Article:
═══
The language used as medium of instruction in schools subsidized by the Flemish government is Dutch. Flemish schools in Brussels provide Dutch-medium education, whereas French-medium education there is provided by or recognised by the Government of the French Community. The Flemish Government is however required to provide French-medium schools in the twelve municipalities with language facilities if there is demand for it.

Contrary to French-speaking Belgium and other European countries, bilingual education is still rare in Flanders.

In higher education, the use of English is allowed but restricted.

===Foreign languages===
All Dutch-speaking schools teach French as first foreign language, English being the second foreign language. German and Spanish are often also available depending on the school direction.

Compared to other European countries, Flemish pupils aged 13–15 score remarkably well for their knowledge of English, which is taught as a second foreign language, although less so for French, which is the first foreign language.

Olyfran is a popular contest organised to test students' knowledge of the French language.
═══
Supplied information:
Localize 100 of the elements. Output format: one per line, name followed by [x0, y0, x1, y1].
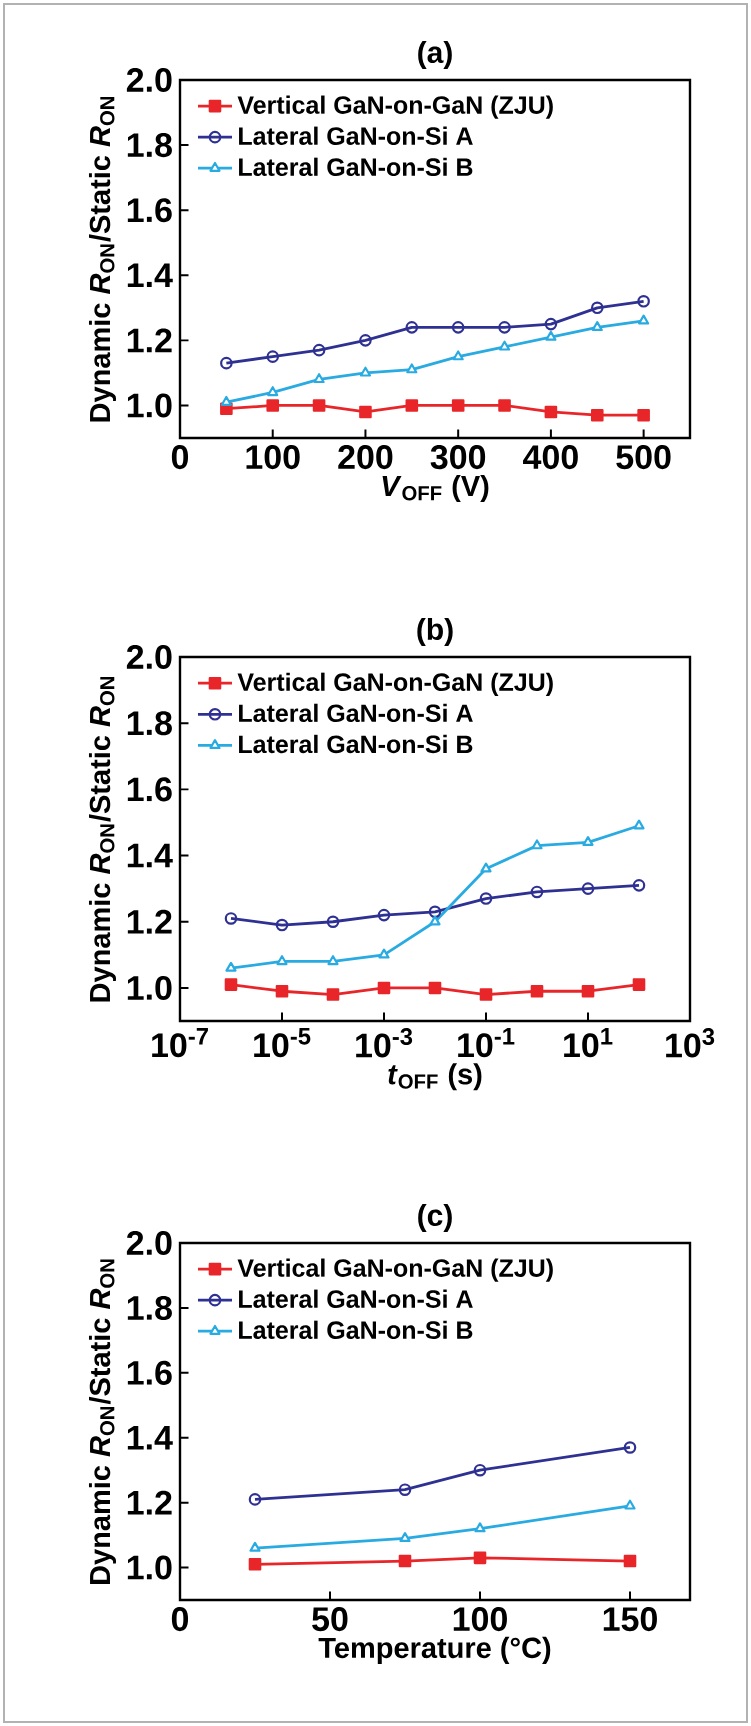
═══
What needs to be done:
Can you extend the passage above on language teaching in Flemish schools, starting right after its final sentence about the Olyfran contest?

Exercise answer:
==Brussels==
In Brussels, the Dutch-speaking school system functions separately from the French-language education system. For the Flemish schools in Brussels, The "Scholengroep Brussels" serves as the organising body for most of the "state schools" ("GO!" education), while the Flemish Community Commission is the organising body for the Dutch-speaking Brussels schools that until 1995 belonged to the province of Brabant.

In February 2012, the Dutch-speaking schools in the Brussels-Capital Region counted 11,776 in pre-school education, 14,850 pupils in primary education and 12,535 in secondary education. These numbers have been growing considerably since several decades.

Some of the students speak Dutch at home, others French, but about half of those attending Dutch-speaking schools in Brussels use another language at home.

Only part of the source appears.